-- BEGIN Data listing --

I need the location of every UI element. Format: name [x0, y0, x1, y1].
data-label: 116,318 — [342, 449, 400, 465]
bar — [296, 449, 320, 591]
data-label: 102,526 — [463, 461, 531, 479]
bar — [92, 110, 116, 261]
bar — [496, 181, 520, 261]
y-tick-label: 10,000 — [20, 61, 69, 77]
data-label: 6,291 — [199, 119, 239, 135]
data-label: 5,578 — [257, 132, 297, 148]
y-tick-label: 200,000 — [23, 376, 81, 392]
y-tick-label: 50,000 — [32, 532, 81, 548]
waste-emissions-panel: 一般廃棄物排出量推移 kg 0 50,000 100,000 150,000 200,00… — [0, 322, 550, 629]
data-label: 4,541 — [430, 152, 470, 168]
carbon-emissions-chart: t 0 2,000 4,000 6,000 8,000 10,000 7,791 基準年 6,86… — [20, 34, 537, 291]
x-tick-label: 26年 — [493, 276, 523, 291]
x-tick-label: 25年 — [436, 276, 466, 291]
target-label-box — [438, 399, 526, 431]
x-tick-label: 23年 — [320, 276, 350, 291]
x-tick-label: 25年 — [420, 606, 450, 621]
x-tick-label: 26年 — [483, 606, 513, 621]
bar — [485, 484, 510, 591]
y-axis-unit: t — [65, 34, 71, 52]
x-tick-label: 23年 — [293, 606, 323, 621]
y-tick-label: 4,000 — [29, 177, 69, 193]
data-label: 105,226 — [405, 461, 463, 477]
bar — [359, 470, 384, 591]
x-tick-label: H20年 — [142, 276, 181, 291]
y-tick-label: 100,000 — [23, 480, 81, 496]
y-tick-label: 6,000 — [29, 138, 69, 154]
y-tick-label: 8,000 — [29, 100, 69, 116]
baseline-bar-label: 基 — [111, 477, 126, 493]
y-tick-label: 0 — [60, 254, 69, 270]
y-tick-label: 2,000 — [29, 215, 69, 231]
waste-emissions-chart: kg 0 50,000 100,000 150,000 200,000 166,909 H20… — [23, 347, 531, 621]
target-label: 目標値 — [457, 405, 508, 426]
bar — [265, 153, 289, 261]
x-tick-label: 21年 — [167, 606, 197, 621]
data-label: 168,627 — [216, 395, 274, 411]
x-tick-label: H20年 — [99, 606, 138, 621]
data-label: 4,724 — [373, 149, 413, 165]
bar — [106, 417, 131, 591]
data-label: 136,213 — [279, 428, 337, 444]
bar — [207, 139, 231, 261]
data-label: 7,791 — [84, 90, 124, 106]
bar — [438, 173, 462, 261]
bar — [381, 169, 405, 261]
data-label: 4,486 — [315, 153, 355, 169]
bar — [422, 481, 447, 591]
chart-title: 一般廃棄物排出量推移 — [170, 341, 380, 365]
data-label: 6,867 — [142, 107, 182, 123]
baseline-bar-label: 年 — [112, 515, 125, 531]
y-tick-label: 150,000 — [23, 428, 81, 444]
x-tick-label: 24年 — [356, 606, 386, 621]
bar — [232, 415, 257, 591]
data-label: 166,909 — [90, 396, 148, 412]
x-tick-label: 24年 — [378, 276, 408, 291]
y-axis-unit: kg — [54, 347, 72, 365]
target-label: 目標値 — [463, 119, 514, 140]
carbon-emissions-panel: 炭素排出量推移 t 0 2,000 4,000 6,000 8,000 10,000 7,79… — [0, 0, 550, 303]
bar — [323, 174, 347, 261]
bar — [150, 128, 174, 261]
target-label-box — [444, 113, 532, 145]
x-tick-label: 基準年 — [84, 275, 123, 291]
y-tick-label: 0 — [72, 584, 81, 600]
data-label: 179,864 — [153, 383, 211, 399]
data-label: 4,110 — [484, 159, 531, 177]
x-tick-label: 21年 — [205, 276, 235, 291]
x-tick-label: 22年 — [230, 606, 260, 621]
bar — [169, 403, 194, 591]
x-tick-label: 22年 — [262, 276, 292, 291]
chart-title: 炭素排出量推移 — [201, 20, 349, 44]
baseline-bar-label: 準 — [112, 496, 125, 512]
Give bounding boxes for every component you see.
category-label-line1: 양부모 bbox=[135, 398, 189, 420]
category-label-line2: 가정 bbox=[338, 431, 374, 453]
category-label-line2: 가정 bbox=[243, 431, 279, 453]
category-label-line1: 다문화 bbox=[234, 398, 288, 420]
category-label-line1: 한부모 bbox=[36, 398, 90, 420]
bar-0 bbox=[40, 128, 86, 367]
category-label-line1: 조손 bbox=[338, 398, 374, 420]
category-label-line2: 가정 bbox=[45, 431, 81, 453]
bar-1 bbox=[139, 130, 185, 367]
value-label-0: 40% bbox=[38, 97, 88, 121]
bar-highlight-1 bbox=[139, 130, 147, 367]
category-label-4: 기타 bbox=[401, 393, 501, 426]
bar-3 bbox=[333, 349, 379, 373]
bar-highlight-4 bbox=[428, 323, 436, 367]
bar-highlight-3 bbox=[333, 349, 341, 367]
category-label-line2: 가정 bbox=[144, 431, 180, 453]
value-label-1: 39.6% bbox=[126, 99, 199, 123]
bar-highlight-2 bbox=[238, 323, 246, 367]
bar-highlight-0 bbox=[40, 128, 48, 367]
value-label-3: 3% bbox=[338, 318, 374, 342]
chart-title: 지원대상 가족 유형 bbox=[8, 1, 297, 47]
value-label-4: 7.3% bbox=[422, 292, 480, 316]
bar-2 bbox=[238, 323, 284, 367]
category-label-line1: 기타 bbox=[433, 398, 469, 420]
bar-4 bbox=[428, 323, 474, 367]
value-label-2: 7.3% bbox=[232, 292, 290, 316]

-- END Data listing --

_Exercise_
Copy every line of the records above word for word, with nothing changed or left out.

_Complete answer_
I need the location of every UI element. Format: name [x0, y0, x1, y1].
data-label: 116,318 — [342, 449, 400, 465]
bar — [296, 449, 320, 591]
data-label: 102,526 — [463, 461, 531, 479]
bar — [92, 110, 116, 261]
bar — [496, 181, 520, 261]
y-tick-label: 10,000 — [20, 61, 69, 77]
data-label: 6,291 — [199, 119, 239, 135]
data-label: 5,578 — [257, 132, 297, 148]
y-tick-label: 200,000 — [23, 376, 81, 392]
y-tick-label: 50,000 — [32, 532, 81, 548]
waste-emissions-panel: 一般廃棄物排出量推移 kg 0 50,000 100,000 150,000 200,00… — [0, 322, 550, 629]
data-label: 4,541 — [430, 152, 470, 168]
carbon-emissions-chart: t 0 2,000 4,000 6,000 8,000 10,000 7,791 基準年 6,86… — [20, 34, 537, 291]
x-tick-label: 26年 — [493, 276, 523, 291]
x-tick-label: 25年 — [436, 276, 466, 291]
target-label-box — [438, 399, 526, 431]
x-tick-label: 23年 — [320, 276, 350, 291]
x-tick-label: 25年 — [420, 606, 450, 621]
x-tick-label: 26年 — [483, 606, 513, 621]
bar — [485, 484, 510, 591]
y-axis-unit: t — [65, 34, 71, 52]
x-tick-label: 23年 — [293, 606, 323, 621]
y-tick-label: 4,000 — [29, 177, 69, 193]
data-label: 105,226 — [405, 461, 463, 477]
bar — [359, 470, 384, 591]
x-tick-label: H20年 — [142, 276, 181, 291]
y-tick-label: 100,000 — [23, 480, 81, 496]
y-tick-label: 6,000 — [29, 138, 69, 154]
y-tick-label: 8,000 — [29, 100, 69, 116]
baseline-bar-label: 基 — [111, 477, 126, 493]
y-tick-label: 0 — [60, 254, 69, 270]
y-tick-label: 2,000 — [29, 215, 69, 231]
waste-emissions-chart: kg 0 50,000 100,000 150,000 200,000 166,909 H20… — [23, 347, 531, 621]
target-label: 目標値 — [457, 405, 508, 426]
bar — [265, 153, 289, 261]
x-tick-label: 21年 — [167, 606, 197, 621]
data-label: 168,627 — [216, 395, 274, 411]
x-tick-label: H20年 — [99, 606, 138, 621]
data-label: 4,724 — [373, 149, 413, 165]
bar — [106, 417, 131, 591]
data-label: 136,213 — [279, 428, 337, 444]
bar — [207, 139, 231, 261]
data-label: 7,791 — [84, 90, 124, 106]
bar — [438, 173, 462, 261]
bar — [381, 169, 405, 261]
data-label: 4,486 — [315, 153, 355, 169]
bar — [422, 481, 447, 591]
chart-title: 一般廃棄物排出量推移 — [170, 341, 380, 365]
data-label: 6,867 — [142, 107, 182, 123]
baseline-bar-label: 年 — [112, 515, 125, 531]
y-tick-label: 150,000 — [23, 428, 81, 444]
x-tick-label: 24年 — [356, 606, 386, 621]
bar — [232, 415, 257, 591]
data-label: 166,909 — [90, 396, 148, 412]
x-tick-label: 24年 — [378, 276, 408, 291]
y-axis-unit: kg — [54, 347, 72, 365]
target-label: 目標値 — [463, 119, 514, 140]
carbon-emissions-panel: 炭素排出量推移 t 0 2,000 4,000 6,000 8,000 10,000 7,79… — [0, 0, 550, 303]
bar — [323, 174, 347, 261]
bar — [150, 128, 174, 261]
target-label-box — [444, 113, 532, 145]
x-tick-label: 基準年 — [84, 275, 123, 291]
y-tick-label: 0 — [72, 584, 81, 600]
data-label: 179,864 — [153, 383, 211, 399]
data-label: 4,110 — [484, 159, 531, 177]
x-tick-label: 21年 — [205, 276, 235, 291]
x-tick-label: 22年 — [230, 606, 260, 621]
bar — [169, 403, 194, 591]
x-tick-label: 22年 — [262, 276, 292, 291]
chart-title: 炭素排出量推移 — [201, 20, 349, 44]
baseline-bar-label: 準 — [112, 496, 125, 512]
Give bounding boxes for every component you see.
category-label-line1: 양부모 bbox=[135, 398, 189, 420]
category-label-line2: 가정 bbox=[338, 431, 374, 453]
category-label-line2: 가정 bbox=[243, 431, 279, 453]
category-label-line1: 다문화 bbox=[234, 398, 288, 420]
category-label-line1: 한부모 bbox=[36, 398, 90, 420]
bar-0 bbox=[40, 128, 86, 367]
category-label-line1: 조손 bbox=[338, 398, 374, 420]
category-label-line2: 가정 bbox=[45, 431, 81, 453]
bar-1 bbox=[139, 130, 185, 367]
value-label-0: 40% bbox=[38, 97, 88, 121]
bar-highlight-1 bbox=[139, 130, 147, 367]
category-label-4: 기타 bbox=[401, 393, 501, 426]
bar-3 bbox=[333, 349, 379, 373]
bar-highlight-4 bbox=[428, 323, 436, 367]
bar-highlight-3 bbox=[333, 349, 341, 367]
category-label-line2: 가정 bbox=[144, 431, 180, 453]
value-label-1: 39.6% bbox=[126, 99, 199, 123]
bar-highlight-2 bbox=[238, 323, 246, 367]
bar-highlight-0 bbox=[40, 128, 48, 367]
value-label-3: 3% bbox=[338, 318, 374, 342]
chart-title: 지원대상 가족 유형 bbox=[8, 1, 297, 47]
value-label-4: 7.3% bbox=[422, 292, 480, 316]
bar-2 bbox=[238, 323, 284, 367]
category-label-line1: 기타 bbox=[433, 398, 469, 420]
bar-4 bbox=[428, 323, 474, 367]
value-label-2: 7.3% bbox=[232, 292, 290, 316]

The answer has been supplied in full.